▸ **Aim of the task**
Your task is to transcribe all of the data below exactly, omitting the images.
** Start of Supplied material **
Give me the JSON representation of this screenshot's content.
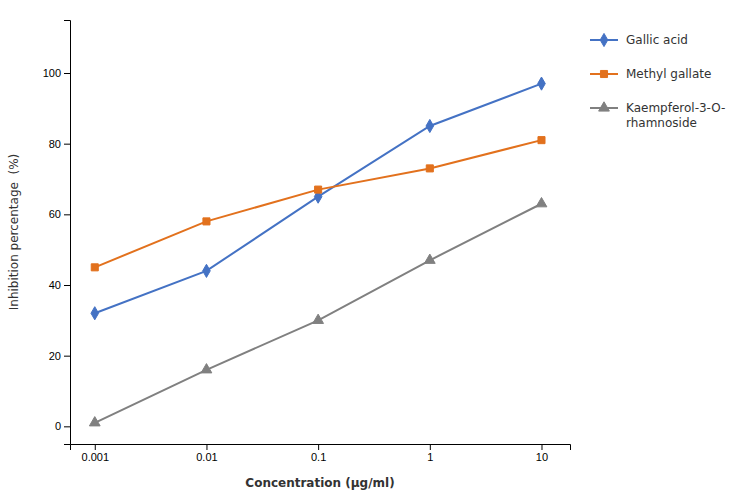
{
  "chart_data": {
    "type": "line",
    "x": [
      0.001,
      0.01,
      0.1,
      1,
      10
    ],
    "series": [
      {
        "name": "Gallic acid",
        "color": "#4472C4",
        "marker": "diamond",
        "line_style": "solid",
        "values": [
          32,
          44,
          65,
          85,
          97
        ]
      },
      {
        "name": "Methyl gallate",
        "color": "#E2711D",
        "marker": "square",
        "line_style": "solid",
        "values": [
          45,
          58,
          67,
          73,
          81
        ]
      },
      {
        "name": "Kaempferol-3-O-\nrhamnoside",
        "color": "#808080",
        "marker": "triangle",
        "line_style": "solid",
        "values": [
          1,
          16,
          30,
          47,
          63
        ]
      }
    ],
    "xlabel": "Concentration (μg/ml)",
    "ylabel": "Inhibition percentage  (%)",
    "xlim": [
      0.0006,
      18
    ],
    "xticks": [
      0.001,
      0.01,
      0.1,
      1,
      10
    ],
    "ylim": [
      -5,
      115
    ],
    "yticks": [
      0,
      20,
      40,
      60,
      80,
      100
    ],
    "log": "x",
    "grid": false,
    "legend": "right"
  }
}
** End of Supplied material **
▸ **Complete answer**
Give me the JSON representation of this screenshot's content.
{
  "chart_data": {
    "type": "line",
    "x": [
      0.001,
      0.01,
      0.1,
      1,
      10
    ],
    "series": [
      {
        "name": "Gallic acid",
        "color": "#4472C4",
        "marker": "diamond",
        "line_style": "solid",
        "values": [
          32,
          44,
          65,
          85,
          97
        ]
      },
      {
        "name": "Methyl gallate",
        "color": "#E2711D",
        "marker": "square",
        "line_style": "solid",
        "values": [
          45,
          58,
          67,
          73,
          81
        ]
      },
      {
        "name": "Kaempferol-3-O-\nrhamnoside",
        "color": "#808080",
        "marker": "triangle",
        "line_style": "solid",
        "values": [
          1,
          16,
          30,
          47,
          63
        ]
      }
    ],
    "xlabel": "Concentration (μg/ml)",
    "ylabel": "Inhibition percentage  (%)",
    "xlim": [
      0.0006,
      18
    ],
    "xticks": [
      0.001,
      0.01,
      0.1,
      1,
      10
    ],
    "ylim": [
      -5,
      115
    ],
    "yticks": [
      0,
      20,
      40,
      60,
      80,
      100
    ],
    "log": "x",
    "grid": false,
    "legend": "right"
  }
}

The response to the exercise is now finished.